### Task statement
Carry on the text about pheochromocytoma and the heart below, beginning after its last sentence.
== Text shown
Saturday, April 11, 2009

Pheo and heart

Endocrine diseases seem to always affect the heart in some ways. Thyroid diseases certainly cause abnormal heart functions and diabetes causes atherosclerosis. The other day, I joked with a cardiologist that they should "steal one more disease from endocrinologists." This disease is pheochromocytoma.

The heart of a pheo patient is bombarded with catecholamines. Although most patients with pheo do not have obvious heart symptoms except for palpitation, ECG reveals subtle abnormalities in about half of the patients with pheo. In patients with large pheos, all kinds of severe heart problems can show up. I have seen myocardial infarction, congestive heart failure, and life-threatening arrhythmia in patients with pheo.

As patients with heart problems usually go to see cardiologists, and because pheo is so rare and not on the radar screen of cardiologists in the initial work-ups, delay in diagnosis is rather common. I am not here to say that all patients with common heart diseases should test for pheo. That would be impractical and common things are common. But if a relatively young patient without clear risk factors develops heart disease, pheo should be considered.
====
== Data supplied
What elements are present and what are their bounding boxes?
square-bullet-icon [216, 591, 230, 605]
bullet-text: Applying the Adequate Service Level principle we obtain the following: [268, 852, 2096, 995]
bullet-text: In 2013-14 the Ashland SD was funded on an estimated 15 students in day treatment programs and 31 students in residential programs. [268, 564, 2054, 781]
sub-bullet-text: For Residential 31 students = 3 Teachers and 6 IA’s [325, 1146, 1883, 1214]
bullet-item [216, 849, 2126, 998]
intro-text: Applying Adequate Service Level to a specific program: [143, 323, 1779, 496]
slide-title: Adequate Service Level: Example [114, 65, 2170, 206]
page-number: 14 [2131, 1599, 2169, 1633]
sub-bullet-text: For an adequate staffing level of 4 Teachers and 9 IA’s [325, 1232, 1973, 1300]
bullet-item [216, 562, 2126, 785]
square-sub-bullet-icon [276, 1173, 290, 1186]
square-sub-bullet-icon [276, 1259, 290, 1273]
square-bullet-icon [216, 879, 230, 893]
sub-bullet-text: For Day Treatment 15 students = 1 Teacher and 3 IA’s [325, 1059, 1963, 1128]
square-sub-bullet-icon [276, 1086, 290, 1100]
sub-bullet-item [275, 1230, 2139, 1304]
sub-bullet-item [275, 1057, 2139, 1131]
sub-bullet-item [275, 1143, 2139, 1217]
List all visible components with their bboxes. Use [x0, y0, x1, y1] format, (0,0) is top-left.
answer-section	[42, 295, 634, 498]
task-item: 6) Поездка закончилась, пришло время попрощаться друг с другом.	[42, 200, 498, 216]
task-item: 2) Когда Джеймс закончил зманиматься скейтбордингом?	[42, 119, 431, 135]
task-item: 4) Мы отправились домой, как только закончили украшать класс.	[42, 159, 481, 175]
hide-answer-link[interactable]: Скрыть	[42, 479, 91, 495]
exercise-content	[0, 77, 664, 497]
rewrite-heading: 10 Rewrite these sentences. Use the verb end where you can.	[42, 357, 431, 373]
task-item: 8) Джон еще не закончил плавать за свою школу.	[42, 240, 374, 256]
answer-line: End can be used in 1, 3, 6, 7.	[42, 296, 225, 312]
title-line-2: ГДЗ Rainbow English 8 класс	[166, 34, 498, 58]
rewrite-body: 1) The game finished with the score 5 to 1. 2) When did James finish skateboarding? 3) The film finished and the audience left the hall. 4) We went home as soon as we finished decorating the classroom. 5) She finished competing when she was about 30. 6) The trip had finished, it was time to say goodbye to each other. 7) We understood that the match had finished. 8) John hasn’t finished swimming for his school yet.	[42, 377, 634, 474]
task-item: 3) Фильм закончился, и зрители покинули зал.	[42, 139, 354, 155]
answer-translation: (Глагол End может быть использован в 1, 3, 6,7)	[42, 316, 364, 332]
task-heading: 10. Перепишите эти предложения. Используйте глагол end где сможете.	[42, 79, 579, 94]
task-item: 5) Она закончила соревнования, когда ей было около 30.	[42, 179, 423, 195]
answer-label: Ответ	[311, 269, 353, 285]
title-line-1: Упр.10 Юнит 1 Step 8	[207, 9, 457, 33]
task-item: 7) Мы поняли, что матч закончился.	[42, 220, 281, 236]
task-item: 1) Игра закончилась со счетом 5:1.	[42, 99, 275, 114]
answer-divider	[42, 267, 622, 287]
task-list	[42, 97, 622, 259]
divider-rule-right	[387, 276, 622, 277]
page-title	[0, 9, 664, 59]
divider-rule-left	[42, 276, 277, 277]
====
### Written response
Surprisingly, little is known on why catecholamines cause heart damage. Another disease called Takotsubo cardiomyopathy has a lot in common with pheo. Takotsubo cardiomyopathy is a heart muscle diseases in patients with sudden and severe emotional or physical stress. If any colleagues have insights in heart diseases in pheo, please comment here.

The morals are: 1) if you have pheo but don't have heart symptoms, you should at least do an ECG to make sure you don't have a significant heart problem; 2) if you have heart problems and nobody knows why, consider pheo, at least as a long shot.

Dr. Pheo

9 comments:

  1. I am waiting with great anticipation your views on 24h urinalysis and scans. ie: how three 24x urine tests in a row show way above normal count and a month later the 24x is within accepted paramaters. A CT Scan has questionable masses (one in abdomen region aand another one in chest) both on the opposite side. Then the following CE Scan (two month later) does not interpret the the same results.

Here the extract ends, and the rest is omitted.